PROBLEM TO SOLVE. In the listing below, pick out lines with "image".

EXERCISE INPUTS.

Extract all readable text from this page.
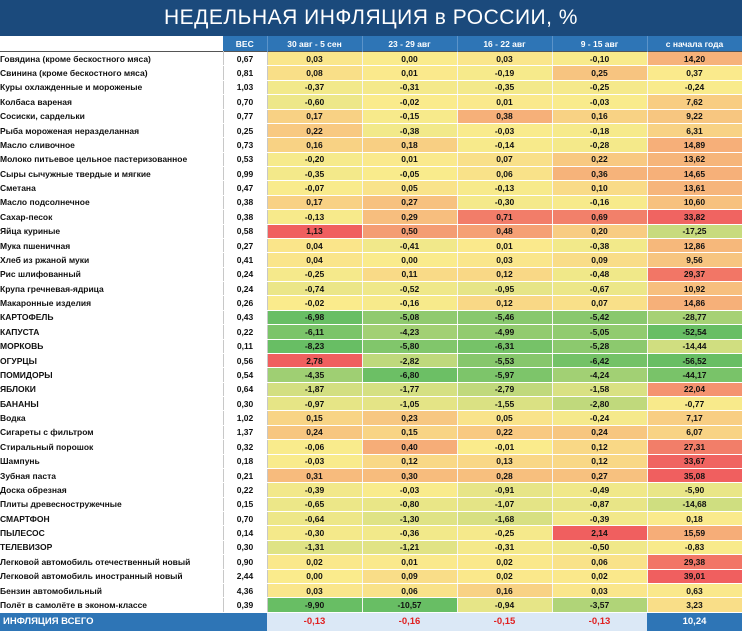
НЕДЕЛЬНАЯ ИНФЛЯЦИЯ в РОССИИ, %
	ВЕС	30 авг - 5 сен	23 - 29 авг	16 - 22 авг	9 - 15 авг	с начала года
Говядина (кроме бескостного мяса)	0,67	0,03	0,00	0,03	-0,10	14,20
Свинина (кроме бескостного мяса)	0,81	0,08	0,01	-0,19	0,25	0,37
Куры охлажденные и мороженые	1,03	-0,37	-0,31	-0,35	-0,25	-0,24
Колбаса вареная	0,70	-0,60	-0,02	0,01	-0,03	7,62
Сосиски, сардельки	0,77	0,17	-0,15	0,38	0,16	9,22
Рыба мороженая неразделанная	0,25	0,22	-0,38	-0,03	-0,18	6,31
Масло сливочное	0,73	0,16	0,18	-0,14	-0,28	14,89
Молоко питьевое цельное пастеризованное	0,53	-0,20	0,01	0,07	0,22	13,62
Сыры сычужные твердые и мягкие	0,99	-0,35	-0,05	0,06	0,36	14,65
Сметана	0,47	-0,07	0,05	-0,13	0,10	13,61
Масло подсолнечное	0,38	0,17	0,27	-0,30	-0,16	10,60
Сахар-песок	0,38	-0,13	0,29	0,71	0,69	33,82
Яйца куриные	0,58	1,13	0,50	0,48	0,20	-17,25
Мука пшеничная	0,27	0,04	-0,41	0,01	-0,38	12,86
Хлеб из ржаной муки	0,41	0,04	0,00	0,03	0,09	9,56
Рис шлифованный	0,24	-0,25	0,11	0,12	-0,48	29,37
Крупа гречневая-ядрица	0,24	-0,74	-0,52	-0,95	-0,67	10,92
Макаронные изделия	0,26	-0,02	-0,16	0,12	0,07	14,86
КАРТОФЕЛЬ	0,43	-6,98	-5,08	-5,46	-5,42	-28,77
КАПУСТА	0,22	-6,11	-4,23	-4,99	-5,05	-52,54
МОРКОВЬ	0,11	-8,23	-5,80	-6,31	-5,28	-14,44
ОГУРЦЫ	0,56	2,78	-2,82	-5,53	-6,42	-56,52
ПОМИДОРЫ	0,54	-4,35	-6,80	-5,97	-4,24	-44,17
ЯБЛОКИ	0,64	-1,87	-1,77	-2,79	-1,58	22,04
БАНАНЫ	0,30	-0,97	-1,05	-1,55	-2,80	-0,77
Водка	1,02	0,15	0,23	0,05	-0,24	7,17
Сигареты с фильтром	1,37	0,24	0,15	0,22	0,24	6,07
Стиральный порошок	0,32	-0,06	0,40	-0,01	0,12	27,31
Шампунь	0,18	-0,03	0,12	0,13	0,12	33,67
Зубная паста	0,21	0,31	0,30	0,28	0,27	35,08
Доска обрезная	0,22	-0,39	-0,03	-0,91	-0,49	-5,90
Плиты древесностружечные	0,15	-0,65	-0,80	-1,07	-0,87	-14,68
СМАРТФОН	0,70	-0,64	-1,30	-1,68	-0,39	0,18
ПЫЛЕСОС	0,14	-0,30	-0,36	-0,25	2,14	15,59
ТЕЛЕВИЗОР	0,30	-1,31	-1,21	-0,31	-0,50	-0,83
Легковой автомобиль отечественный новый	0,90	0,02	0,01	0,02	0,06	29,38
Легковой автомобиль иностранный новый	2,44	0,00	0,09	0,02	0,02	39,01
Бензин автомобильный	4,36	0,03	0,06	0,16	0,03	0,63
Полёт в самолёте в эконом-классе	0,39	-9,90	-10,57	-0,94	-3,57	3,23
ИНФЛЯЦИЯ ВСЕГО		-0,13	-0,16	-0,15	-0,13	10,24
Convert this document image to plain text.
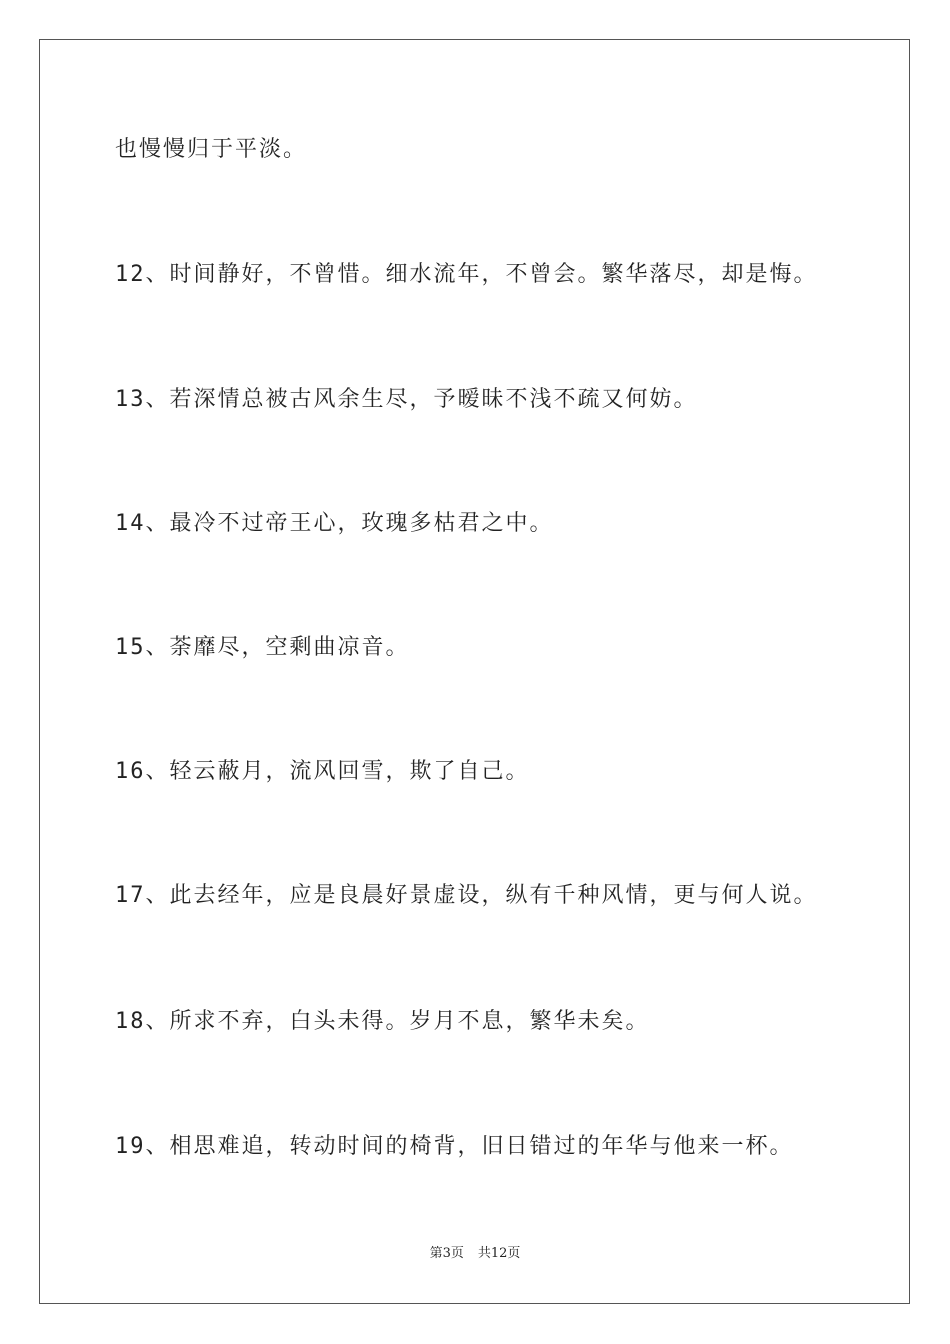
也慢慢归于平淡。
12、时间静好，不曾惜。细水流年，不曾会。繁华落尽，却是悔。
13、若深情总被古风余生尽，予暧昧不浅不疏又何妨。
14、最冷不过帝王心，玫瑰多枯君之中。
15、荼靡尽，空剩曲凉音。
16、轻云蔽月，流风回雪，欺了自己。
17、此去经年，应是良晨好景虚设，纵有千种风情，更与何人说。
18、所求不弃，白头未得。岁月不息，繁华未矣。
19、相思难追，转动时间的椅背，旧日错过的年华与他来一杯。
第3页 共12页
---
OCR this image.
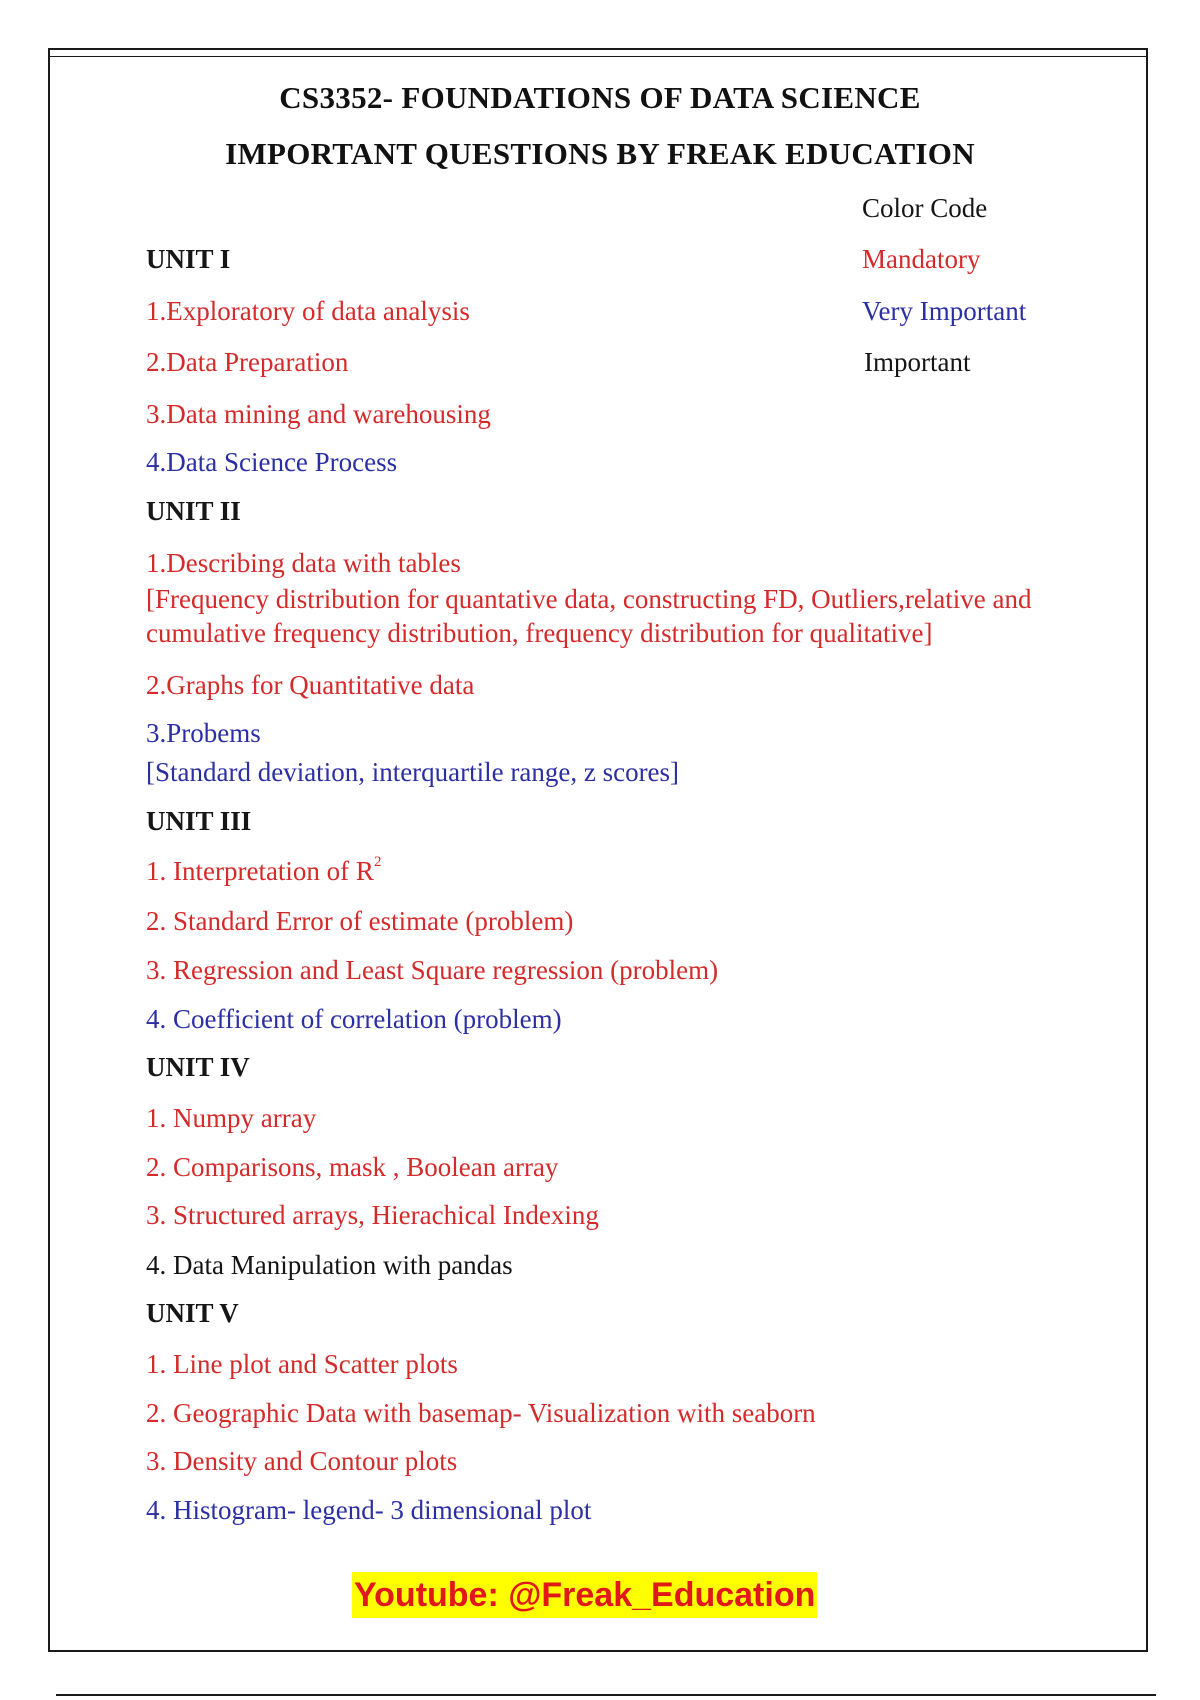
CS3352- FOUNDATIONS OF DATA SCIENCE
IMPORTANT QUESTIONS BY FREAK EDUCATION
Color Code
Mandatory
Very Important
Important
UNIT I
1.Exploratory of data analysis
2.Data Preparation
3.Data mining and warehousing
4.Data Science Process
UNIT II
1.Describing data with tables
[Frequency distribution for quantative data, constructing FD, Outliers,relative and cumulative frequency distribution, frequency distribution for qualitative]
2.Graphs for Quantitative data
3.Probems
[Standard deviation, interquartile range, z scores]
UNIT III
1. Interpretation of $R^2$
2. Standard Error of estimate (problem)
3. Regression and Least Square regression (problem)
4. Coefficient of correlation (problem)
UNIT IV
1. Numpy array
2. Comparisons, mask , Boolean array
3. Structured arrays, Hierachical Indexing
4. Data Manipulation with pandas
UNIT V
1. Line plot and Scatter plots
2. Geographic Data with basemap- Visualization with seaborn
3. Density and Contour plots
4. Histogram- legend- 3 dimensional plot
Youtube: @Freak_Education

OUTPUT.
Convert this document image to plain text.
OCR this image.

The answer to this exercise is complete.